● **Provided information**
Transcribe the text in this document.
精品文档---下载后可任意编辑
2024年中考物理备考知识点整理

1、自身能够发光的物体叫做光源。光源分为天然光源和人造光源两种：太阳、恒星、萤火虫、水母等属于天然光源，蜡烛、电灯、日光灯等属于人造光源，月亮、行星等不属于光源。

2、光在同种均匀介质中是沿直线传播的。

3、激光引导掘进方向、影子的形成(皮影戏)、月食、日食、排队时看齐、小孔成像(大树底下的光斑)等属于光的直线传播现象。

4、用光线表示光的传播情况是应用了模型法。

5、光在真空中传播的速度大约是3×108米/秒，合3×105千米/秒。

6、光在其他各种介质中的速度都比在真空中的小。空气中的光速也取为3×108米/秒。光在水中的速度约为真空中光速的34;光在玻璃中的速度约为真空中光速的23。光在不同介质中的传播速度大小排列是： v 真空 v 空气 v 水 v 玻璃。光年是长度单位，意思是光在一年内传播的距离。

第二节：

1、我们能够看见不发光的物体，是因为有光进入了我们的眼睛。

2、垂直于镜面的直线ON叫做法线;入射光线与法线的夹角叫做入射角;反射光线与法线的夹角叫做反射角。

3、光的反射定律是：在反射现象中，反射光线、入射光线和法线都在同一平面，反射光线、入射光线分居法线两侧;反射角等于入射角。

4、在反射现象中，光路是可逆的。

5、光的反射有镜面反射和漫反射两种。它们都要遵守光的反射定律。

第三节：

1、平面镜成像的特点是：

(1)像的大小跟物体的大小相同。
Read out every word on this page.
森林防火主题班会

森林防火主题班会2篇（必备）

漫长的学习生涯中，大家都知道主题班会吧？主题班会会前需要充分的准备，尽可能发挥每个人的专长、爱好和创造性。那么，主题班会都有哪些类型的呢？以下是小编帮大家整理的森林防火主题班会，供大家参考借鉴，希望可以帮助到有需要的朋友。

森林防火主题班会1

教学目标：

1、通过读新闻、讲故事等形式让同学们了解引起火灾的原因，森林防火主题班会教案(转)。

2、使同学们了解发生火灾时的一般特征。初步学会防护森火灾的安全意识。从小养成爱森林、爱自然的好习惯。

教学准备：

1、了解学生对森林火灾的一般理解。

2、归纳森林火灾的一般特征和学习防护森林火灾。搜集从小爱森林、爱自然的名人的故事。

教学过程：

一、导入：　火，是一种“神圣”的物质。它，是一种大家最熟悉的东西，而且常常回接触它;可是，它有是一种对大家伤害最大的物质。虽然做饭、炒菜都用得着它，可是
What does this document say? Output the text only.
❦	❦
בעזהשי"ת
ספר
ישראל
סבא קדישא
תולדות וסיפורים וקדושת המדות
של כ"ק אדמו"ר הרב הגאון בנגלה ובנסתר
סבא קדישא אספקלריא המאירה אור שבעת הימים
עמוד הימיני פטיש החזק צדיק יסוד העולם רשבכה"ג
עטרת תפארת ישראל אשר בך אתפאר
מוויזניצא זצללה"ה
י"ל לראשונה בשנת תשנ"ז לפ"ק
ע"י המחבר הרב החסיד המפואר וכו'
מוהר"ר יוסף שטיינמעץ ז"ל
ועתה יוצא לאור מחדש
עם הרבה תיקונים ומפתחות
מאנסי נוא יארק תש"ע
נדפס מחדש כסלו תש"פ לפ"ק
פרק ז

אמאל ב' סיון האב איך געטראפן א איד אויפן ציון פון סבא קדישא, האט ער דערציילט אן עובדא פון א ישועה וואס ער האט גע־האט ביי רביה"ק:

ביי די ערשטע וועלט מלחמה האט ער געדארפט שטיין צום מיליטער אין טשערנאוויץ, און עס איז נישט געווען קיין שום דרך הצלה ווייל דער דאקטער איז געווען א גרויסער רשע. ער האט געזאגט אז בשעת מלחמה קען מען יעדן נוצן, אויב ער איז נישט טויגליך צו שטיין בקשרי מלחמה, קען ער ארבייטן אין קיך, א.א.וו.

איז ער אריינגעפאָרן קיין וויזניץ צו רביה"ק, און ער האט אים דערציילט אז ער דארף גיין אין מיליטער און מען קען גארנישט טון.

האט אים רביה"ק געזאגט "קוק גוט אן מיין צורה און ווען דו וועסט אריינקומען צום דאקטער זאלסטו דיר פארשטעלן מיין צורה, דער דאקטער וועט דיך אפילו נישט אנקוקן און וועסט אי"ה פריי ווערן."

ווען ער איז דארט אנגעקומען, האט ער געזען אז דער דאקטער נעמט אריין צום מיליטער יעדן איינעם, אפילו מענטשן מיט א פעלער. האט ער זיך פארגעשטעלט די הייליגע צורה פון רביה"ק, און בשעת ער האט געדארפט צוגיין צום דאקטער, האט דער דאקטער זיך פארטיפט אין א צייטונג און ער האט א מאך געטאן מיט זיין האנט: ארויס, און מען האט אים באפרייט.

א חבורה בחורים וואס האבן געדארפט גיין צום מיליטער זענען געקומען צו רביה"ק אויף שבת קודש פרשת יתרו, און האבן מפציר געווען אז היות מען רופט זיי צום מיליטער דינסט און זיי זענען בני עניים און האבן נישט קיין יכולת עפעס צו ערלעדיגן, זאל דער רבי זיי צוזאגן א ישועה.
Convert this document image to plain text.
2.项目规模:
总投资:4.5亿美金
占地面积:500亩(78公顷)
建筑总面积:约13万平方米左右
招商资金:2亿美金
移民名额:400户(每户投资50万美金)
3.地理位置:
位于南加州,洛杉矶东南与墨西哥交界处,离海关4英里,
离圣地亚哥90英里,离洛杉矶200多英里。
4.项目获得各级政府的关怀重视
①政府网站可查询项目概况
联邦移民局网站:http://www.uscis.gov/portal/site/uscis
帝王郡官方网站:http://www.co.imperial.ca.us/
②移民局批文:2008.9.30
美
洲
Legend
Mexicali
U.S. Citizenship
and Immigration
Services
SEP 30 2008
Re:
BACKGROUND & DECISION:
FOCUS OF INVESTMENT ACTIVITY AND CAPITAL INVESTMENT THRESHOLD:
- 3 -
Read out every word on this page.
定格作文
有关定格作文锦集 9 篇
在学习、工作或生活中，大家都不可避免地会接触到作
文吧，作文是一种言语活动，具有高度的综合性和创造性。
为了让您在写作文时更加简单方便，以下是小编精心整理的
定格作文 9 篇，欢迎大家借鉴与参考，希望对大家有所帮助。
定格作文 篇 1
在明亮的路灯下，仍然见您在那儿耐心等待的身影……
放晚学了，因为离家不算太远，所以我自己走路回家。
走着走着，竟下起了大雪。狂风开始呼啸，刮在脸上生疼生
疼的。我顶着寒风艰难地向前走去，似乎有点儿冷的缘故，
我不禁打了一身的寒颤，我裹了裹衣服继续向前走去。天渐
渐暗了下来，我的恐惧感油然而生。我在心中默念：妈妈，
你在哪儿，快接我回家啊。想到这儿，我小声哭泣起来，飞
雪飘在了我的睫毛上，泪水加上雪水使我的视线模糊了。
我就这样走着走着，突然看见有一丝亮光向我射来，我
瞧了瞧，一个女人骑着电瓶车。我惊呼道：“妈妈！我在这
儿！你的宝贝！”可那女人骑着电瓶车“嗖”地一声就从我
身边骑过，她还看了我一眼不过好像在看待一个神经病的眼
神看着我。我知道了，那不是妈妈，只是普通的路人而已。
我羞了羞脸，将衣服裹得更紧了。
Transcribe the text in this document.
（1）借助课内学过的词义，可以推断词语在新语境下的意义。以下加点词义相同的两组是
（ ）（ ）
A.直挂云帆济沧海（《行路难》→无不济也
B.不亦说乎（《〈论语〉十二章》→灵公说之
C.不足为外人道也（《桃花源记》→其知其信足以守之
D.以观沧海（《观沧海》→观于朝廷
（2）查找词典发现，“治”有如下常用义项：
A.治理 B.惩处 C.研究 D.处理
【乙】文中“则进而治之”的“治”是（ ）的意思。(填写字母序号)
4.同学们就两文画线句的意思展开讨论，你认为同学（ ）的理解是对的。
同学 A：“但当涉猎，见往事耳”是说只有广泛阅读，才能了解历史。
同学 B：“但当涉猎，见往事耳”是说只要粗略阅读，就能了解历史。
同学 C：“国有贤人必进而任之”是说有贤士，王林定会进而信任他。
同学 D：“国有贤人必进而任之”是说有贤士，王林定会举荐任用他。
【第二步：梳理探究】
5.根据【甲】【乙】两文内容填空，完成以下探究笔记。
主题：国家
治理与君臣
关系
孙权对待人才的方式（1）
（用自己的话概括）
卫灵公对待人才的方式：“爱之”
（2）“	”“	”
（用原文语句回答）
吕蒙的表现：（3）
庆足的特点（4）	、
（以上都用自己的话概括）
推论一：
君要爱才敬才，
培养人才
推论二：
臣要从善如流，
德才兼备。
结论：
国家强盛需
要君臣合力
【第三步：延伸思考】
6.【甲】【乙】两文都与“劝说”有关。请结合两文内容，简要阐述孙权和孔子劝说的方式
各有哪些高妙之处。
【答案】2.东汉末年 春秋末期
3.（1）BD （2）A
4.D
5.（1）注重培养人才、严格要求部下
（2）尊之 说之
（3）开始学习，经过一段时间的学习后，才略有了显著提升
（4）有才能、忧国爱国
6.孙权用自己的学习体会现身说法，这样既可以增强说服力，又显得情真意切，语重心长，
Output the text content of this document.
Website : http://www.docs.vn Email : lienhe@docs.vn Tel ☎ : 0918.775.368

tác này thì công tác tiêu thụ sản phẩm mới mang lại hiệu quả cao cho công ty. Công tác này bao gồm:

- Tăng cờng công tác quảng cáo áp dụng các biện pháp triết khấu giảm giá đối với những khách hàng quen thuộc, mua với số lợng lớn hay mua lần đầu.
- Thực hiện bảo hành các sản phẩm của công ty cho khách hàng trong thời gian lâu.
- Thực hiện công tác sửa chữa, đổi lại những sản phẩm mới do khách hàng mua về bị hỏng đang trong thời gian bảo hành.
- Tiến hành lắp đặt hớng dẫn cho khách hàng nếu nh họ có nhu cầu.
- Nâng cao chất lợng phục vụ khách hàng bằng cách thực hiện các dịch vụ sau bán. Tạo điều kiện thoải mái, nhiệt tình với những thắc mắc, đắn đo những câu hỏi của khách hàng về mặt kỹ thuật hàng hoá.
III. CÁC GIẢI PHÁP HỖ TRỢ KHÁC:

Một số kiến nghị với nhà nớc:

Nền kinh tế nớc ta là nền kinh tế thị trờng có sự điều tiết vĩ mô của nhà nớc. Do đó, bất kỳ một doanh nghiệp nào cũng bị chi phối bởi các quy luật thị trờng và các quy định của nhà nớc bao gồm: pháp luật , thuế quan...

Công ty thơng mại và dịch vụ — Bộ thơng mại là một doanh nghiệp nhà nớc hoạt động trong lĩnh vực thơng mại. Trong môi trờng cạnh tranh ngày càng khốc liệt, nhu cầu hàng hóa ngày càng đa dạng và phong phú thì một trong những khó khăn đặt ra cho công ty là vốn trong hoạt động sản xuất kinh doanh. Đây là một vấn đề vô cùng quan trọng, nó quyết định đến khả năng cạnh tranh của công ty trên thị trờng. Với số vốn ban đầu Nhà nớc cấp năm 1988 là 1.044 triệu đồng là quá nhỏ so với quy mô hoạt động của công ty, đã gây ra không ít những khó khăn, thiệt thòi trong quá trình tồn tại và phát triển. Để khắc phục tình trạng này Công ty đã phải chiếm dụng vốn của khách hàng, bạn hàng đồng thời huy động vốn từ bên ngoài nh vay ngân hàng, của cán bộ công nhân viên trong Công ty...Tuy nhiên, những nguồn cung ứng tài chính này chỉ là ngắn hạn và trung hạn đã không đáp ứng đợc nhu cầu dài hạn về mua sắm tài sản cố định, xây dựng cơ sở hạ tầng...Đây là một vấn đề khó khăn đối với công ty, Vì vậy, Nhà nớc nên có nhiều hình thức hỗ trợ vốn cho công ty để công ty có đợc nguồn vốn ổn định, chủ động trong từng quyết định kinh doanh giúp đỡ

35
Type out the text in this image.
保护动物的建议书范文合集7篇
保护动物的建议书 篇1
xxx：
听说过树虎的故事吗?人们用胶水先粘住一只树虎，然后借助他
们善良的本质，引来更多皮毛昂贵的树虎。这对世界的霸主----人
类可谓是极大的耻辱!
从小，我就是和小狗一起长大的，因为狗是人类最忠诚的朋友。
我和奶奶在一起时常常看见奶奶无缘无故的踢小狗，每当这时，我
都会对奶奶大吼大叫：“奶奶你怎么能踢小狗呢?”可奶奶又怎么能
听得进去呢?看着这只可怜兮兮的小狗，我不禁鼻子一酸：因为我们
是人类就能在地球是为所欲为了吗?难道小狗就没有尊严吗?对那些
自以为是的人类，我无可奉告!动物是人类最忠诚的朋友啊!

● **Task goal**
In the entries above, identify each line that includes the string "điều", then copy it.

● **Correct result**
- Nâng cao chất lợng phục vụ khách hàng bằng cách thực hiện các dịch vụ sau bán. Tạo điều kiện thoải mái, nhiệt tình với những thắc mắc, đắn đo những câu hỏi của khách hàng về mặt kỹ thuật hàng hoá.
Nền kinh tế nớc ta là nền kinh tế thị trờng có sự điều tiết vĩ mô của nhà nớc. Do đó, bất kỳ một doanh nghiệp nào cũng bị chi phối bởi các quy luật thị trờng và các quy định của nhà nớc bao gồm: pháp luật , thuế quan...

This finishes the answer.